**The problem**
Output the data word for word, dropping every image.

━━ Input rows

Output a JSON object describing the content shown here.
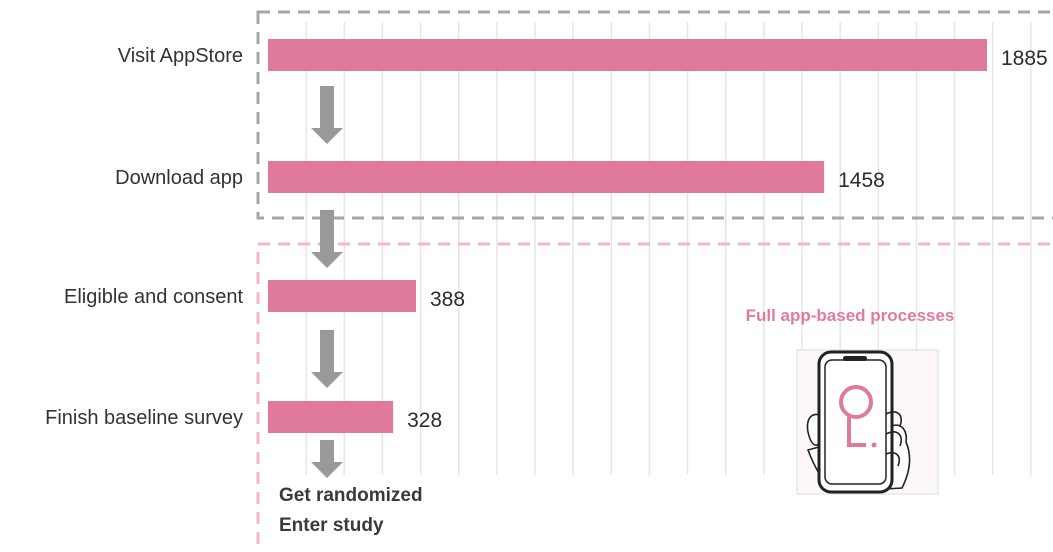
{
  "colors": {
    "bar": "#e07a9a",
    "arrow": "#999999",
    "gray_box": "#a6a6a6",
    "pink_box": "#f4b6c9",
    "region_label": "#e27aa0",
    "phone_stroke": "#222222",
    "phone_accent": "#e07a9a",
    "grid": "#e6e6e6"
  },
  "chart_data": {
    "type": "bar",
    "orientation": "horizontal",
    "categories": [
      "Visit AppStore",
      "Download app",
      "Eligible and consent",
      "Finish baseline survey"
    ],
    "values": [
      1885,
      1458,
      388,
      328
    ],
    "xlim": [
      0,
      2000
    ],
    "grid": true,
    "final_steps": [
      "Get randomized",
      "Enter study"
    ],
    "region_label": "Full app-based processes",
    "icons": [
      "down-arrow-icon",
      "phone-in-hand-icon"
    ]
  }
}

━━━━

**Solution below**
Output a JSON object describing the content shown here.
{
  "colors": {
    "bar": "#e07a9a",
    "arrow": "#999999",
    "gray_box": "#a6a6a6",
    "pink_box": "#f4b6c9",
    "region_label": "#e27aa0",
    "phone_stroke": "#222222",
    "phone_accent": "#e07a9a",
    "grid": "#e6e6e6"
  },
  "chart_data": {
    "type": "bar",
    "orientation": "horizontal",
    "categories": [
      "Visit AppStore",
      "Download app",
      "Eligible and consent",
      "Finish baseline survey"
    ],
    "values": [
      1885,
      1458,
      388,
      328
    ],
    "xlim": [
      0,
      2000
    ],
    "grid": true,
    "final_steps": [
      "Get randomized",
      "Enter study"
    ],
    "region_label": "Full app-based processes",
    "icons": [
      "down-arrow-icon",
      "phone-in-hand-icon"
    ]
  }
}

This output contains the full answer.